> _GIVEN EXERCISE_
Copy out all lines in the data below containing the string "name".

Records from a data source
════

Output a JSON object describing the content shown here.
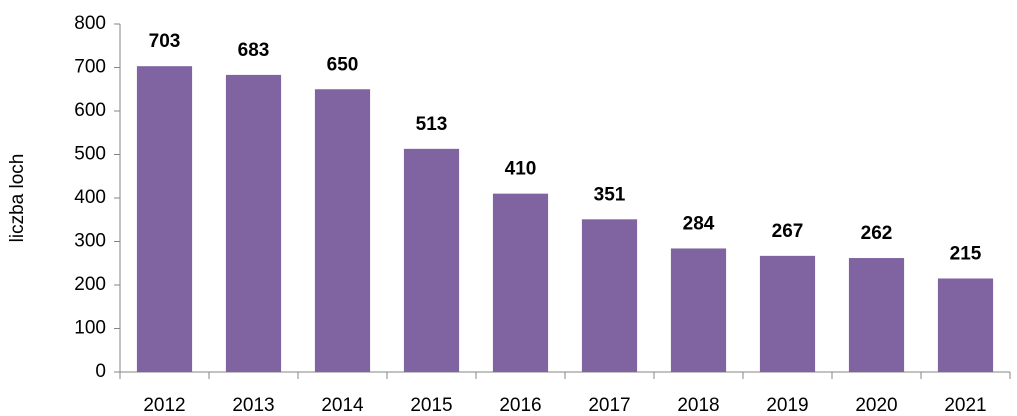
{
  "chart_data": {
    "type": "bar",
    "y_label": "liczba loch",
    "categories": [
      "2012",
      "2013",
      "2014",
      "2015",
      "2016",
      "2017",
      "2018",
      "2019",
      "2020",
      "2021"
    ],
    "values": [
      703,
      683,
      650,
      513,
      410,
      351,
      284,
      267,
      262,
      215
    ],
    "color": "#8064a2",
    "ylim": [
      0,
      800
    ],
    "yticks": [
      0,
      100,
      200,
      300,
      400,
      500,
      600,
      700,
      800
    ],
    "grid": false
  }
}
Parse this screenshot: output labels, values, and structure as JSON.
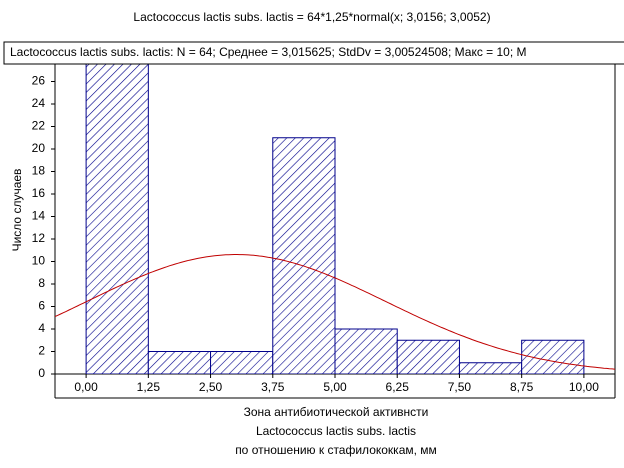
{
  "chart_data": {
    "type": "histogram",
    "title": "Lactococcus lactis subs. lactis  = 64*1,25*normal(x; 3,0156; 3,0052)",
    "info": "Lactococcus lactis subs. lactis:   N = 64; Среднее = 3,015625; StdDv = 3,00524508; Макс = 10; M",
    "y_label": "Число случаев",
    "x_label": [
      "Зона антибиотической активнсти",
      "Lactococcus lactis subs. lactis",
      "по отношению к стафилококкам, мм"
    ],
    "bins": [
      0,
      1.25,
      2.5,
      3.75,
      5,
      6.25,
      7.5,
      8.75,
      10
    ],
    "counts": [
      28,
      2,
      2,
      21,
      4,
      3,
      1,
      3
    ],
    "color": "#00008b",
    "fit": {
      "n": 64,
      "bin_width": 1.25,
      "mean": 3.0156,
      "sd": 3.0052,
      "color": "#c00000"
    },
    "xlim": [
      -0.625,
      10.625
    ],
    "ylim": [
      0,
      28
    ],
    "xticks": [
      {
        "value": 0,
        "label": "0,00"
      },
      {
        "value": 1.25,
        "label": "1,25"
      },
      {
        "value": 2.5,
        "label": "2,50"
      },
      {
        "value": 3.75,
        "label": "3,75"
      },
      {
        "value": 5,
        "label": "5,00"
      },
      {
        "value": 6.25,
        "label": "6,25"
      },
      {
        "value": 7.5,
        "label": "7,50"
      },
      {
        "value": 8.75,
        "label": "8,75"
      },
      {
        "value": 10,
        "label": "10,00"
      }
    ],
    "yticks": [
      0,
      2,
      4,
      6,
      8,
      10,
      12,
      14,
      16,
      18,
      20,
      22,
      24,
      26
    ]
  }
}
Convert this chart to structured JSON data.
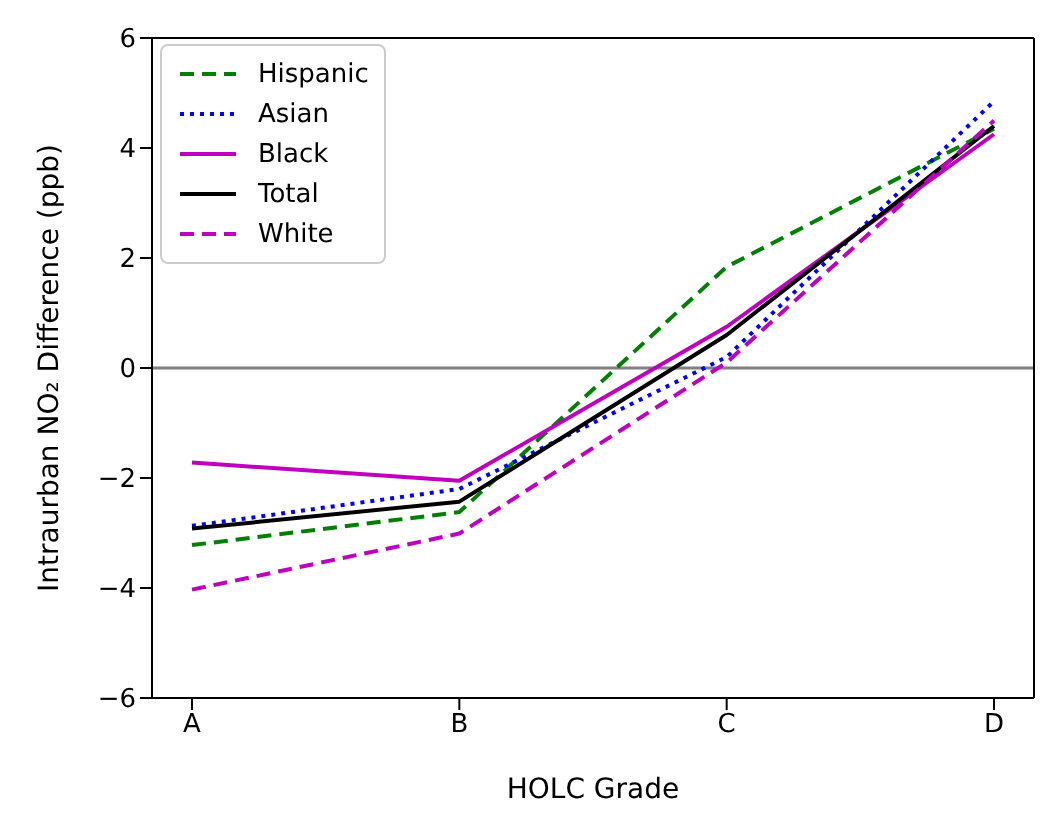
{
  "chart_data": {
    "type": "line",
    "xlabel": "HOLC Grade",
    "ylabel": "Intraurban NO₂ Difference (ppb)",
    "categories": [
      "A",
      "B",
      "C",
      "D"
    ],
    "ylim": [
      -6,
      6
    ],
    "yticks": [
      -6,
      -4,
      -2,
      0,
      2,
      4,
      6
    ],
    "grid": false,
    "legend": "top left",
    "marker": "none",
    "ref_lines": [
      {
        "axis": "y",
        "value": 0,
        "color": "#808080"
      }
    ],
    "series": [
      {
        "name": "Hispanic",
        "color": "#008000",
        "line_style": "dashed",
        "values": [
          -3.22,
          -2.62,
          1.84,
          4.35
        ]
      },
      {
        "name": "Asian",
        "color": "#0000ff",
        "line_style": "dotted",
        "values": [
          -2.87,
          -2.2,
          0.2,
          4.85
        ]
      },
      {
        "name": "Black",
        "color": "#bf00bf",
        "line_style": "solid",
        "values": [
          -1.72,
          -2.05,
          0.75,
          4.25
        ]
      },
      {
        "name": "Total",
        "color": "#000000",
        "line_style": "solid",
        "values": [
          -2.92,
          -2.43,
          0.6,
          4.4
        ]
      },
      {
        "name": "White",
        "color": "#bf00bf",
        "line_style": "dashed",
        "values": [
          -4.03,
          -3.01,
          0.1,
          4.5
        ]
      }
    ]
  }
}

════

> _SOLUTION TO THIS PROBLEM_
        "name": "Hispanic",
        "name": "Asian",
        "name": "Black",
        "name": "Total",
        "name": "White",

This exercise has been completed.